>> start Supplied entries

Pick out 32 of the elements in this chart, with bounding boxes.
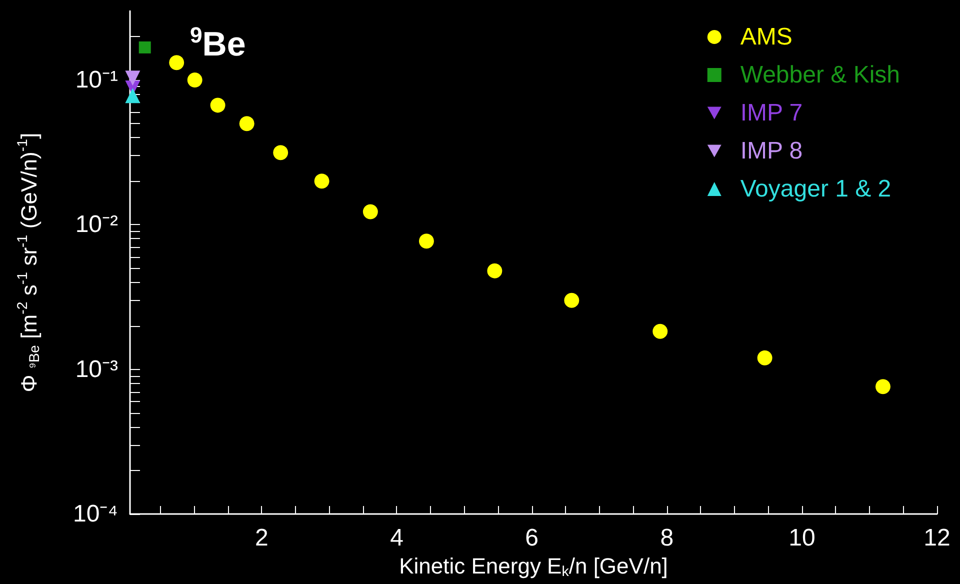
- legend-label: AMS: [740, 24, 792, 50]
- x-tick-label: 10: [788, 524, 816, 552]
- y-tick-label: 10⁻³: [75, 356, 118, 383]
- point: [273, 145, 288, 160]
- y-tick-label: 10⁻⁴: [72, 500, 118, 528]
- legend-label: IMP 8: [740, 138, 803, 164]
- y-tick-label: 10⁻¹: [75, 66, 118, 94]
- legend-label: IMP 7: [740, 100, 803, 126]
- point: [487, 263, 502, 278]
- point: [125, 70, 140, 86]
- x-tick-label: 12: [924, 524, 950, 552]
- x-tick-label: 4: [390, 524, 404, 552]
- point: [418, 234, 434, 249]
- point: [757, 350, 772, 366]
- text: Φ ⁹Be [m-2 s-1 sr-1 (GeV/n)-1]: [14, 132, 43, 392]
- point: [875, 379, 890, 394]
- point: [210, 98, 226, 113]
- legend-label: Voyager 1 & 2: [740, 176, 892, 202]
- point: [138, 41, 151, 54]
- point: [564, 292, 580, 308]
- x-tick-label: 2: [255, 524, 268, 552]
- x-tick-label: 6: [525, 524, 538, 552]
- point: [652, 324, 668, 339]
- point: [239, 116, 254, 132]
- legend-label: Webber & Kish: [740, 62, 900, 88]
- point: [362, 204, 378, 220]
- x-tick-label: 8: [660, 524, 674, 552]
- point: [125, 88, 140, 104]
- y-tick-label: 10⁻²: [75, 211, 118, 238]
- point: [187, 72, 202, 88]
- point: [314, 174, 330, 189]
- point: [169, 55, 184, 70]
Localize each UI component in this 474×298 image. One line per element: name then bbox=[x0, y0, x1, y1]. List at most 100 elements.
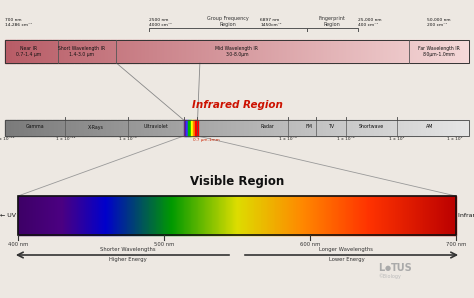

>> end Supplied entries

Set exercise
Can you give every line of the material above as a JSON list of strings, one string per line, without the blank lines or the pictures?

Reply
[
  "Pick out 32 of the elements in this chart, with bounding boxes.",
  "- legend-label: AMS: [740, 24, 792, 50]",
  "- x-tick-label: 10: [788, 524, 816, 552]",
  "- y-tick-label: 10⁻³: [75, 356, 118, 383]",
  "- point: [273, 145, 288, 160]",
  "- y-tick-label: 10⁻⁴: [72, 500, 118, 528]",
  "- legend-label: IMP 8: [740, 138, 803, 164]",
  "- y-tick-label: 10⁻¹: [75, 66, 118, 94]",
  "- legend-label: IMP 7: [740, 100, 803, 126]",
  "- point: [487, 263, 502, 278]",
  "- point: [125, 70, 140, 86]",
  "- x-tick-label: 12: [924, 524, 950, 552]",
  "- x-tick-label: 4: [390, 524, 404, 552]",
  "- point: [418, 234, 434, 249]",
  "- point: [757, 350, 772, 366]",
  "- text: Φ ⁹Be [m-2 s-1 sr-1 (GeV/n)-1]: [14, 132, 43, 392]",
  "- point: [875, 379, 890, 394]",
  "- point: [210, 98, 226, 113]",
  "- legend-label: Voyager 1 & 2: [740, 176, 892, 202]",
  "- point: [138, 41, 151, 54]",
  "- point: [564, 292, 580, 308]",
  "- x-tick-label: 2: [255, 524, 268, 552]",
  "- x-tick-label: 6: [525, 524, 538, 552]",
  "- point: [652, 324, 668, 339]",
  "- point: [239, 116, 254, 132]",
  "- legend-label: Webber & Kish: [740, 62, 900, 88]",
  "- point: [362, 204, 378, 220]",
  "- x-tick-label: 8: [660, 524, 674, 552]",
  "- point: [125, 88, 140, 104]",
  "- y-tick-label: 10⁻²: [75, 211, 118, 238]",
  "- point: [187, 72, 202, 88]",
  "- point: [314, 174, 330, 189]",
  "- point: [169, 55, 184, 70]",
  "Localize each UI component in this 474×298 image. One line per element: name then bbox=[x0, y0, x1, y1]. List at most 100 elements."
]